**EXTRACT**
The clash between two worlds in human action recognition: supervised feature training vs Recurrent ConvNet

Raptis, Konstantinos 28 November 2016 (has links)
Indiana University-Purdue University Indianapolis (IUPUI) / Action recognition has been an active research topic for over three decades. There are various applications of action recognition, such as surveillance, human-computer interaction, and content-based retrieval. Recently, research focuses on movies, web videos, and TV shows datasets. The nature of these datasets make action recognition very challenging due to scene variability and complexity, namely background clutter, occlusions, viewpoint changes, fast irregular motion, and large spatio-temporal search space (articulation configurations and motions). The use of local space and time image features shows promising results, avoiding the cumbersome and often inaccurate frame-by-frame segmentation (boundary estimation). We focus on two state of the art methods for the action classification problem: dense trajectories and recurrent neural networks (RNN). Dense trajectories use typical supervised training (e.g., with Support Vector Machines) of features such as 3D-SIFT, extended SURF, HOG3D, and local trinary patterns; the main idea is to densely sample these features in each frame and track them in the sequence based on optical flow. On the other hand, the deep neural network uses the input frames to detect action and produce part proposals, i.e., estimate information on body parts (shapes and locations). We compare qualitatively and numerically these two approaches, indicative to what is used today, and describe our conclusions with respect to accuracy and efficiency.

**OBJECTIVES**
(A) Which two methods for action classification does the abstract focus on?
(B) Please state whether each statement agrees with the abstract, answering yes or no and quoting the deciding words: (i) Action recognition has been an active research topic for more than thirty years. (ii) Dense trajectories track sampled features through the sequence using optical flow. (iii) Frame-by-frame segmentation is described as a reliable and convenient approach.
The data comes from a different source than the abstract.

[Bounding box entries]
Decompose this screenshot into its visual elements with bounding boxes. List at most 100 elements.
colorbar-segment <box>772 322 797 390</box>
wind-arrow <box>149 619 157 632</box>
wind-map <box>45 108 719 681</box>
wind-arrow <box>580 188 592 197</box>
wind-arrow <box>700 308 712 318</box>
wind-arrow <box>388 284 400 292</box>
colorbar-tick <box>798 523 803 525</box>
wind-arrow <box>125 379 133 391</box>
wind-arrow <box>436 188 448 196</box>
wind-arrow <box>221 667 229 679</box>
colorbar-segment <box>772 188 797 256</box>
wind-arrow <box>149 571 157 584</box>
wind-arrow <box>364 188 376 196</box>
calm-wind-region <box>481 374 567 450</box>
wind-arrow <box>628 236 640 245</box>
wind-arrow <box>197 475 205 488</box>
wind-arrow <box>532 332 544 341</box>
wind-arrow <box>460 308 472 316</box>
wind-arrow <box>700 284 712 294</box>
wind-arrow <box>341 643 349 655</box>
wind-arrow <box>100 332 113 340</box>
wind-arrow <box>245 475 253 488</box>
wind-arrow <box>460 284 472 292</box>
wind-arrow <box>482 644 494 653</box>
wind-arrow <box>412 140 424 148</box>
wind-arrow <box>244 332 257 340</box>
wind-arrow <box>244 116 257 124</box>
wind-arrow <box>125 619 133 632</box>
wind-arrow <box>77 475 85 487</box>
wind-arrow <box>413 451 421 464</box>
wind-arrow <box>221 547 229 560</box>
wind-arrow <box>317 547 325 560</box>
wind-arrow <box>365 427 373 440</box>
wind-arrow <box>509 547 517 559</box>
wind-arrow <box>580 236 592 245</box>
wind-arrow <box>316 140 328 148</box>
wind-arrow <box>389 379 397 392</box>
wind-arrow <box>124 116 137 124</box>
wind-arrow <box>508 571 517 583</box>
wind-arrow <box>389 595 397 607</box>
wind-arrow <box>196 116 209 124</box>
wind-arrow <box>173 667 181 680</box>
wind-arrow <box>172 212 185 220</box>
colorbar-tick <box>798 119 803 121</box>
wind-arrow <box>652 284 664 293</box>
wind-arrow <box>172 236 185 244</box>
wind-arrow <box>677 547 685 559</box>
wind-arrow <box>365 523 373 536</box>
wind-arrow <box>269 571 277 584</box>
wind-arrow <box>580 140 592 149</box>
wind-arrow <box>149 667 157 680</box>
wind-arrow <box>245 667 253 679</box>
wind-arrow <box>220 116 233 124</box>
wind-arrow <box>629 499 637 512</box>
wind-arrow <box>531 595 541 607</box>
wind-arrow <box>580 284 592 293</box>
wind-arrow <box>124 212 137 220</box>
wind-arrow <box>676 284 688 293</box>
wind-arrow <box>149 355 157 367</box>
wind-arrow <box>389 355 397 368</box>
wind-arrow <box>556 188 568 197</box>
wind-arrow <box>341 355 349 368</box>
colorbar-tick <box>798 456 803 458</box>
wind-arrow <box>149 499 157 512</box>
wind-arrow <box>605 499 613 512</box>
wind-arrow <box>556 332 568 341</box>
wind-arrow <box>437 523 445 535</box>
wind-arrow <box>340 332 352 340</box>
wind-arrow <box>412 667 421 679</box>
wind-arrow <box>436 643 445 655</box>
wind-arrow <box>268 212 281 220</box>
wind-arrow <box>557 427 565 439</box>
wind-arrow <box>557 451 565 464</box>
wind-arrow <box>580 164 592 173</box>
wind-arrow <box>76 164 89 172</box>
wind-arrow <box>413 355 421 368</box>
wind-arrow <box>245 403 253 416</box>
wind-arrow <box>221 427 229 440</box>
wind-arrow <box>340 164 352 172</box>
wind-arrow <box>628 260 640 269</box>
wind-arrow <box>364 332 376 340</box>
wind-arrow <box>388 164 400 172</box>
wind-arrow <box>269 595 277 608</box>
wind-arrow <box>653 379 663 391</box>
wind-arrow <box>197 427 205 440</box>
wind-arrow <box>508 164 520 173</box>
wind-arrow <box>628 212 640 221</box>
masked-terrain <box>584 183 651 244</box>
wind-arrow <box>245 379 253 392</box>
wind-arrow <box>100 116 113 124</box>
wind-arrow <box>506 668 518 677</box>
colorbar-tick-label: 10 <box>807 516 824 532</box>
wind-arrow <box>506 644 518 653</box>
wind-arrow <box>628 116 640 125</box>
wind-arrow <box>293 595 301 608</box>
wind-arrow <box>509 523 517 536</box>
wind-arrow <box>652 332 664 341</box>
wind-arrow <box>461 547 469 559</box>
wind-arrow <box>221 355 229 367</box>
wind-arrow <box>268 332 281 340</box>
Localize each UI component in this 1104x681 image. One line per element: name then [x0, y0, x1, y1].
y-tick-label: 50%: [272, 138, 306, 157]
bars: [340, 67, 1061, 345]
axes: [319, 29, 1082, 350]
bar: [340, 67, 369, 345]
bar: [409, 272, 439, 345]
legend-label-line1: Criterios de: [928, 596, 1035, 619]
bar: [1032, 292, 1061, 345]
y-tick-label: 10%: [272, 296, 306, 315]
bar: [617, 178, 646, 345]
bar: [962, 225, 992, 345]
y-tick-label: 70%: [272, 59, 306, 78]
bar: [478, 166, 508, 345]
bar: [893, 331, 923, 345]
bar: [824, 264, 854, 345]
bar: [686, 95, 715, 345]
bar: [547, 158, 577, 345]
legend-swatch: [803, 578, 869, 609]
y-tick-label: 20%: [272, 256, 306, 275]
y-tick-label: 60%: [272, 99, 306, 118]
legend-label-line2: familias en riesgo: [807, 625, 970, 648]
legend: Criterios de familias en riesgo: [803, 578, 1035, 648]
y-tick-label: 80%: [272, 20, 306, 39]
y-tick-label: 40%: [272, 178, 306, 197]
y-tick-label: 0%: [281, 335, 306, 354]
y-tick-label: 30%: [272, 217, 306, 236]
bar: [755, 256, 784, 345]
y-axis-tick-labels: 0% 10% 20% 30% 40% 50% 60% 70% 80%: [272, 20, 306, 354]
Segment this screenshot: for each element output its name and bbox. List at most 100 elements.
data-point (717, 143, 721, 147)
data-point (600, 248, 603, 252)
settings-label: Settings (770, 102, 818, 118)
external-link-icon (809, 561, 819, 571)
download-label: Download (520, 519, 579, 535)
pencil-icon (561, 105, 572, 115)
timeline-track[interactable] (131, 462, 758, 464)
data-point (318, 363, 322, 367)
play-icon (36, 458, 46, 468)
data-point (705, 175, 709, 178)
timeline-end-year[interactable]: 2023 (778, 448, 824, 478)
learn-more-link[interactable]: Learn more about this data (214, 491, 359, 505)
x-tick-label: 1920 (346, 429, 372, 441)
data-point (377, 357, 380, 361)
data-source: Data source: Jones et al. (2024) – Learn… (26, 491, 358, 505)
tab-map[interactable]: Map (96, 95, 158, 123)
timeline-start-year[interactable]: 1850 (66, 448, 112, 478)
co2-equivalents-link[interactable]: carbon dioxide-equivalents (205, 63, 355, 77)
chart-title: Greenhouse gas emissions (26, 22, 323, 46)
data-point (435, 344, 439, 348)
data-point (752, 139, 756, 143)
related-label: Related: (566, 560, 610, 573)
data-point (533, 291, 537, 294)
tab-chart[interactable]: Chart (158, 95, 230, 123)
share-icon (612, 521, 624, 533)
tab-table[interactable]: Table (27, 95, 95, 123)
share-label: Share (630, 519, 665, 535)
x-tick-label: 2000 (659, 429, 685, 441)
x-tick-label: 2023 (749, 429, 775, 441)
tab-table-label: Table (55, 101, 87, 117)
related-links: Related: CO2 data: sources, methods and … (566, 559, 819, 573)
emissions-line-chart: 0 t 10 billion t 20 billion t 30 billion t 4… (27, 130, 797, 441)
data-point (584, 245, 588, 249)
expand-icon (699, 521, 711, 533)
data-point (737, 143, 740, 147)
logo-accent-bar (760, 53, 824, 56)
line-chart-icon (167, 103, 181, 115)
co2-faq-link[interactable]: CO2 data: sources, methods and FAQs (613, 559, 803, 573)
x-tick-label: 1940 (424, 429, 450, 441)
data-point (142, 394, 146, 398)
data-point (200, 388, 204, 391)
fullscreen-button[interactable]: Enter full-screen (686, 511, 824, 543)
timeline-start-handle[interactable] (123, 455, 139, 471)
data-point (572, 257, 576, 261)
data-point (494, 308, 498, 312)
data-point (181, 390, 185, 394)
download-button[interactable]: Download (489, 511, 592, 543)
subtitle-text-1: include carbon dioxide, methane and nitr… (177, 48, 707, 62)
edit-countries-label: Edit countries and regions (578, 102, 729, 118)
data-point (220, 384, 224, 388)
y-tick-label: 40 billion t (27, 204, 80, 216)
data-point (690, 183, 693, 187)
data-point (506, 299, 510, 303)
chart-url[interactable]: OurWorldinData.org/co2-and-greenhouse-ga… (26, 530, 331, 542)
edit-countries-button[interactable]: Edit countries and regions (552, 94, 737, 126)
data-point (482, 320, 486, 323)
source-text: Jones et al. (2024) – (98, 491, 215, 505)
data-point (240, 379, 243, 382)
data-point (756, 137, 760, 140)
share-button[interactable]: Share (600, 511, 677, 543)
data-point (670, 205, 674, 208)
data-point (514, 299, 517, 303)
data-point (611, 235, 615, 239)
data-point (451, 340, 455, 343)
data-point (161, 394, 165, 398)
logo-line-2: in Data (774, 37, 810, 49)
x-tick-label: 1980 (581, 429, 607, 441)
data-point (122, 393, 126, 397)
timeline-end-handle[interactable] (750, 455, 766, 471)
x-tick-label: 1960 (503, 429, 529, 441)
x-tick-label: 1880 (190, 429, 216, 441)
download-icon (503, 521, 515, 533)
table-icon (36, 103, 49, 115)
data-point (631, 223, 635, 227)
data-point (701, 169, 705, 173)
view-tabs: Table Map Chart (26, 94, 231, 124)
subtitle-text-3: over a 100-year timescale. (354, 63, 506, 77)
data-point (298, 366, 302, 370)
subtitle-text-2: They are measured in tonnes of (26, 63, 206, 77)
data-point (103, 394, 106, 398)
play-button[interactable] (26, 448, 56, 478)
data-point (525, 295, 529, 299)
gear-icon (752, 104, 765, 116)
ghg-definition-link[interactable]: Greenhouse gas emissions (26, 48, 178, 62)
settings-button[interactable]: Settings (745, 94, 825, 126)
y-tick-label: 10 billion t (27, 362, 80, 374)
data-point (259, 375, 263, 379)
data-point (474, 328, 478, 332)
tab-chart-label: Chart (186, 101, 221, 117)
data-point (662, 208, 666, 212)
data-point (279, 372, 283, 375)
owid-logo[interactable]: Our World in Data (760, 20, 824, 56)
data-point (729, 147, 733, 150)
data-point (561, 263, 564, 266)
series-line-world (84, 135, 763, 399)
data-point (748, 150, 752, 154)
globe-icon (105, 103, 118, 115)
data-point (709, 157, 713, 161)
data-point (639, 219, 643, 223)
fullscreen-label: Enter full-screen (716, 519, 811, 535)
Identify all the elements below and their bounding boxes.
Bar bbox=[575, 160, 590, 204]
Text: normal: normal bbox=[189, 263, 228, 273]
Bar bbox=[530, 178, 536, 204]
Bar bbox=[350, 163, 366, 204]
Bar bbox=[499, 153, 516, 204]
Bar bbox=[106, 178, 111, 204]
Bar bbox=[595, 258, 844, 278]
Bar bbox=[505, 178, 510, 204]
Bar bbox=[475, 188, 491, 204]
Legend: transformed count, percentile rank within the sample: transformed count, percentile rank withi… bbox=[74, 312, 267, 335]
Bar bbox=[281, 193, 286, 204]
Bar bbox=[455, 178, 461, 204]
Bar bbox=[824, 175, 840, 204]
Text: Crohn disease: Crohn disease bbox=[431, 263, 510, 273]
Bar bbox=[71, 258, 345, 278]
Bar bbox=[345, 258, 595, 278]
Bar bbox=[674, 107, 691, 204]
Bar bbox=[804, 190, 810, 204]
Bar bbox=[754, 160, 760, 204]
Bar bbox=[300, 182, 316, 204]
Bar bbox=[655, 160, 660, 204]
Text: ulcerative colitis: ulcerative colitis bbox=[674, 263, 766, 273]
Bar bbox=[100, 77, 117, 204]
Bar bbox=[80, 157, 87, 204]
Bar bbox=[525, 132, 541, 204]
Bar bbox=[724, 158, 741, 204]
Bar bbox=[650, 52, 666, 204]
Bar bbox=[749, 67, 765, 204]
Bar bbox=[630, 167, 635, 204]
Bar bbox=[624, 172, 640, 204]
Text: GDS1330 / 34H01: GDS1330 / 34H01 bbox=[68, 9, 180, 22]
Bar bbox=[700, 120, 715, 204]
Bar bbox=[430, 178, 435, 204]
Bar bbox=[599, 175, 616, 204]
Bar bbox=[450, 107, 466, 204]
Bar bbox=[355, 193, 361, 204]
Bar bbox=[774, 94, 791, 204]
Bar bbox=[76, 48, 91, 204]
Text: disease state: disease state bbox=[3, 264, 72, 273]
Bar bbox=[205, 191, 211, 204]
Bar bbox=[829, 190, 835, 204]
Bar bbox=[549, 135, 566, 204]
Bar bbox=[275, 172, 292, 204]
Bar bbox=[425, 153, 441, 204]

**RESPONSES TO THE TASKS**
(A) Dense trajectories and recurrent neural networks (RNN).

(B)
(i) Yes: "Action recognition has been an active research topic for over three decades."
(ii) Yes: "densely sample these features in each frame and track them in the sequence based on optical flow."
(iii) No: "avoiding the cumbersome and often inaccurate frame-by-frame segmentation."